-- Your instructions --
Go through the material and tally the lines containing the string "which". Give the total alone.

--- Source records ---

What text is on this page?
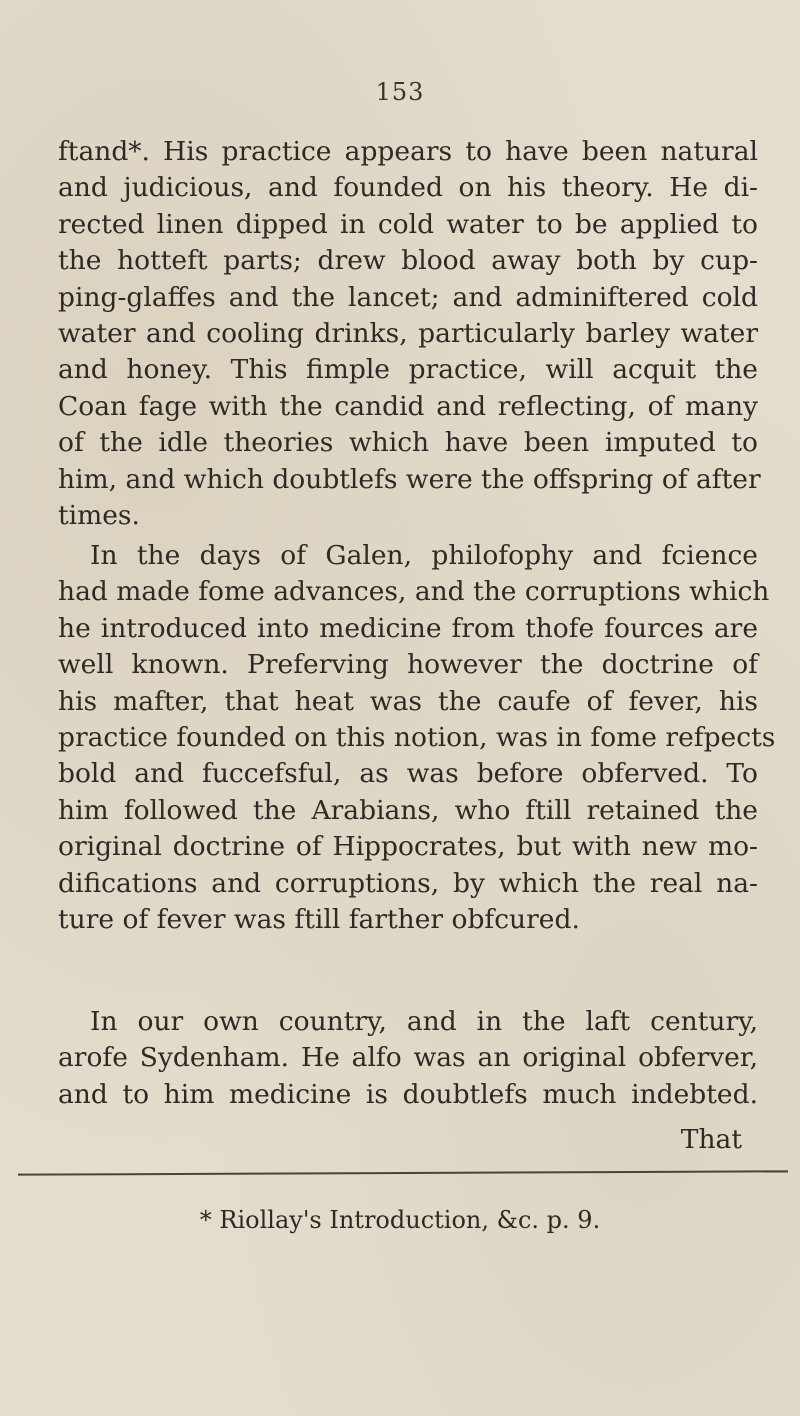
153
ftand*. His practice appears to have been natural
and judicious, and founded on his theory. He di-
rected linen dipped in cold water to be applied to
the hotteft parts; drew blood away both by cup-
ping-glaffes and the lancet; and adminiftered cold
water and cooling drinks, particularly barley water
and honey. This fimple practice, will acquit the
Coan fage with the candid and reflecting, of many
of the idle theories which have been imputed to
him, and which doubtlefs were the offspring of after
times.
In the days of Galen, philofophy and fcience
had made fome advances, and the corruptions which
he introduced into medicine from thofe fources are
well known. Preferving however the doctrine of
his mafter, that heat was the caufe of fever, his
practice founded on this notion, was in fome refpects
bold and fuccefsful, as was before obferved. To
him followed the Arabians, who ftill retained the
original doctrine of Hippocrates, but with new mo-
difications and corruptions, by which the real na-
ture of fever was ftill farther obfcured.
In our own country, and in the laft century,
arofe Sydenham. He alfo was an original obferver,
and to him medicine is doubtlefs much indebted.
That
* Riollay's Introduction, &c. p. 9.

---

-- Solution to the exercise --
4